-- start of Text section --

Kieran Michael O'Regan (born 9 November 1963) is an Irish former footballer and football manager who played and managed in England. He now works as a football commentator for  BBC Radio Leeds with Paul Ogden, covering Huddersfield Town matches.

Playing career
O'Regan was signed by Brighton and Hove Albion in 1982 from Tramore Athletic. Whilst at Brighton he gained 4 caps for the Ireland team in 1984. He played a season for Swindon Town before getting a transfer to Huddersfield Town A.F.C. in 1988 signed by his former Ireland manager Eoin Hand. He spent six seasons with Town making 199 league appearances.

After a spell at West Bromwich Albion he returned to West Yorkshire to join Halifax Town. He jointly managed the side with George Mulhall from February 1997 to August 1998. During this time he was also the captain of the Halifax team who finished the 1997/98 as champions of the Football Conference. He became the sole manager in August 1998 following Mulhall's retirement. However, he lasted less than a full season in this role and was sacked in April 1999.

-- end of Text section --

- _Description of the task_: Copy out the section of the footballer biography that opens with the words containing "Kieran Michael O'Regan" and closes with "199 league appearances.", replacing each "Brighton" in it with "the Seagulls".

-- start of Extracted entries --

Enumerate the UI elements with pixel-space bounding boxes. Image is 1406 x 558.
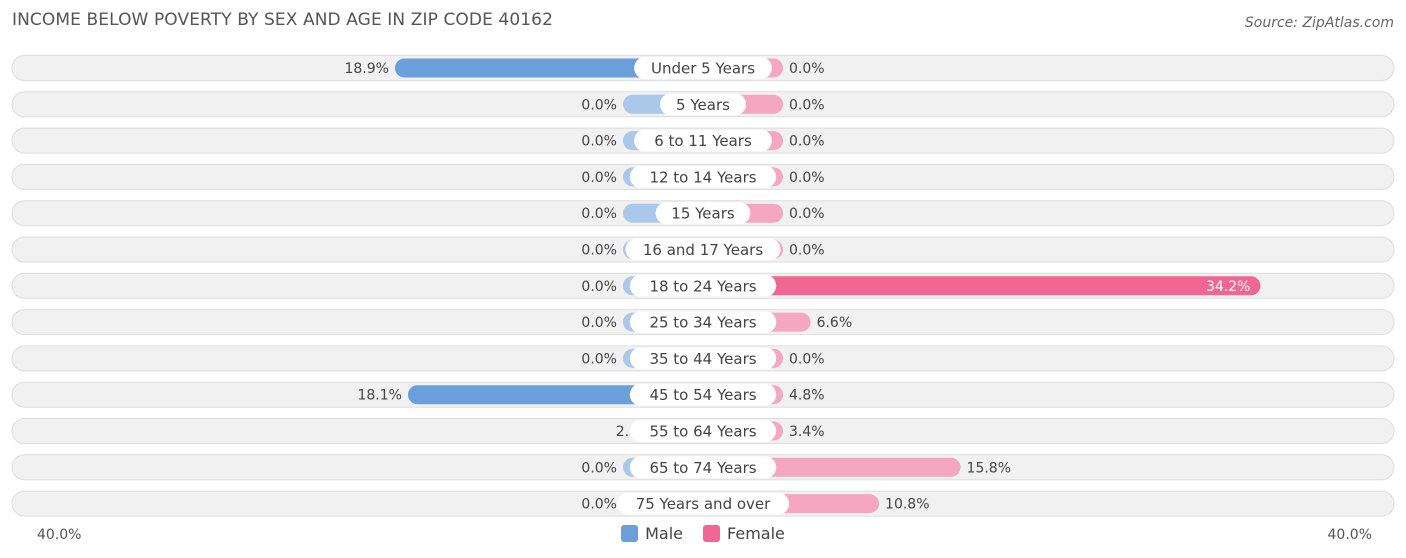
chart-row: 0.0% 0.0% 16 and 17 Years [11,236,1395,263]
category-label: 55 to 64 Years [649,423,756,441]
category-label-background [625,238,781,261]
chart-row: 2.8%3.4%55 to 64 Years [11,418,1395,444]
male-value-label: 0.0% [581,351,617,367]
chart-title: INCOME BELOW POVERTY BY SEX AND AGE IN Z… [12,10,554,30]
chart-row: 18.1% 4.8% 45 to 54 Years [11,381,1395,408]
legend-label-male: Male [645,524,684,543]
category-label-background [629,274,777,297]
axis-left-label: 40.0% [37,527,82,543]
female-value-label: 0.0% [789,351,825,367]
legend-label-female: Female [727,524,785,543]
female-value-label: 0.0% [789,134,825,150]
female-value-label: 6.6% [817,315,853,331]
category-label: Under 5 Years [651,60,755,78]
legend-item-male[interactable]: Male [621,524,683,543]
category-label-background [629,456,777,479]
category-label-background [629,383,777,406]
chart-row: 0.0% 0.0% 5 Years [11,91,1395,118]
category-label-background [616,492,790,515]
category-label: 45 to 54 Years [649,386,756,404]
category-label-background [659,93,747,116]
female-value-label: 34.2% [1206,279,1250,295]
female-value-label: 0.0% [789,243,825,259]
category-label-background [629,420,777,442]
female-bar [703,276,1261,296]
category-label-background [634,129,772,152]
male-value-label: 0.0% [581,497,617,513]
female-value-label: 15.8% [967,460,1011,476]
category-label-background [629,165,777,188]
category-label: 5 Years [676,96,730,114]
chart-row: 0.0% 15.8% 65 to 74 Years [11,454,1395,481]
male-value-label: 0.0% [581,97,617,113]
male-value-label: 0.0% [581,279,617,295]
male-value-label: 0.0% [581,315,617,331]
female-value-label: 0.0% [789,97,825,113]
male-value-label: 18.9% [344,61,388,77]
female-value-label: 3.4% [789,424,825,440]
legend-item-female[interactable]: Female [703,524,785,543]
female-value-label: 0.0% [789,61,825,77]
chart-row: 0.0% 0.0% 15 Years [11,200,1395,227]
category-label-background [629,347,777,370]
female-value-label: 4.8% [789,388,825,404]
category-label: 35 to 44 Years [649,350,756,368]
category-label-background [629,311,777,334]
male-value-label: 0.0% [581,134,617,150]
legend-swatch-male [621,525,639,542]
male-value-label: 0.0% [581,243,617,259]
male-bar [407,385,703,405]
chart-row: 0.0% 34.2% 18 to 24 Years [11,272,1395,299]
category-label: 16 and 17 Years [643,241,763,259]
category-label: 18 to 24 Years [649,277,756,295]
source-credit: Source: ZipAtlas.com [1244,15,1394,31]
legend: Male Female [0,524,1406,543]
male-bar [394,58,703,78]
category-label-background [634,57,772,79]
chart-row: 0.0% 0.0% 12 to 14 Years [11,163,1395,190]
category-label: 75 Years and over [636,495,771,513]
category-label: 6 to 11 Years [654,132,752,150]
chart-row: 0.0% 0.0% 35 to 44 Years [11,345,1395,372]
female-value-label: 10.8% [885,497,929,513]
category-label: 25 to 34 Years [649,314,756,332]
chart-row: 0.0% 10.8% 75 Years and over [11,490,1395,517]
female-value-label: 0.0% [789,206,825,222]
male-value-label: 0.0% [581,170,617,186]
axis-right-label: 40.0% [1327,527,1372,543]
male-value-label: 18.1% [357,388,401,404]
category-label: 15 Years [671,205,735,223]
category-label-background [655,202,751,225]
female-value-label: 0.0% [789,170,825,186]
category-label: 12 to 14 Years [649,168,756,186]
legend-swatch-female [703,525,721,542]
chart-row: 18.9% 0.0% Under 5 Years [11,55,1395,81]
male-value-label: 0.0% [581,460,617,476]
chart-row: 0.0% 6.6% 25 to 34 Years [11,309,1395,336]
male-value-label: 0.0% [581,206,617,222]
category-label: 65 to 74 Years [649,459,756,477]
chart-row: 0.0% 0.0% 6 to 11 Years [11,127,1395,154]
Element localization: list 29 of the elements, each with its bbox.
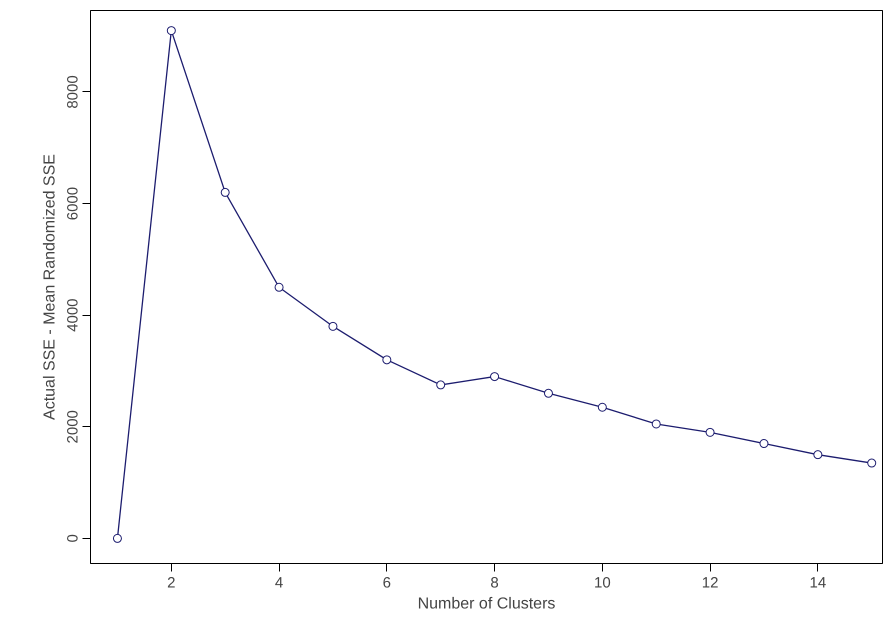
point [166,26,176,36]
x-tick-label: 12 [702,574,718,592]
point [274,282,284,292]
y-axis-title: Actual SSE - Mean Randomized SSE [42,154,58,420]
point [382,355,392,364]
point [220,188,230,197]
x-tick-label: 4 [274,574,284,592]
y-tick-label: 4000 [64,298,82,332]
point [759,439,768,448]
y-tick-label: 8000 [64,75,82,109]
x-tick-label: 2 [167,574,176,592]
x-tick-label: 10 [594,574,611,592]
y-tick-label: 0 [64,534,82,543]
x-tick-label: 14 [810,574,826,592]
point [490,372,500,382]
point [867,458,876,468]
point [598,402,607,412]
point [328,322,338,331]
point [544,388,553,398]
point [813,450,822,460]
x-tick-label: 8 [490,574,499,592]
point [436,380,446,390]
x-axis-title: Number of Clusters [418,596,556,612]
point [706,428,715,437]
point [112,534,122,543]
x-tick-label: 6 [382,574,391,592]
y-tick-label: 6000 [64,186,82,220]
y-tick-label: 2000 [64,410,82,444]
point [652,420,661,428]
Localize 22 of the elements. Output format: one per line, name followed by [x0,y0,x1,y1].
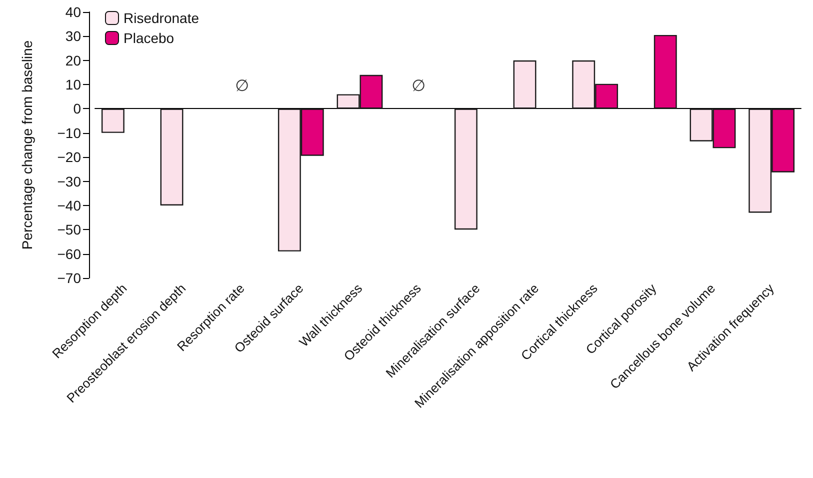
y-tick-label: 20 [65,52,82,68]
y-tick-label: −20 [57,149,82,166]
y-tick-label: −30 [57,173,82,190]
bar [513,60,536,109]
legend-label: Risedronate [124,10,200,26]
y-tick-label: −40 [57,197,82,214]
y-tick-label: −60 [57,246,82,262]
bar [160,108,184,206]
y-tick-label: −70 [57,270,82,286]
y-tick-label: 30 [65,28,82,44]
y-tick-label: 10 [65,76,82,93]
y-tick-label: −50 [57,222,82,238]
y-tick-label: −10 [57,124,82,141]
y-tick-label: 40 [65,4,82,20]
y-axis-title: Percentage change from baseline [19,40,35,250]
annotation: ∅ [412,78,426,96]
bar [101,108,124,133]
bar [654,34,677,109]
bar [454,108,478,230]
annotation: ∅ [235,78,250,96]
y-tick-label: 0 [73,100,82,117]
legend-label: Placebo [124,30,174,46]
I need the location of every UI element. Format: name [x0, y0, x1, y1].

-- end of Extracted entries --

- _Response for this exercise_:
Kieran Michael O'Regan (born 9 November 1963) is an Irish former footballer and football manager who played and managed in England. He now works as a football commentator for  BBC Radio Leeds with Paul Ogden, covering Huddersfield Town matches.

Playing career
O'Regan was signed by the Seagulls and Hove Albion in 1982 from Tramore Athletic. Whilst at the Seagulls he gained 4 caps for the Ireland team in 1984. He played a season for Swindon Town before getting a transfer to Huddersfield Town A.F.C. in 1988 signed by his former Ireland manager Eoin Hand. He spent six seasons with Town making 199 league appearances.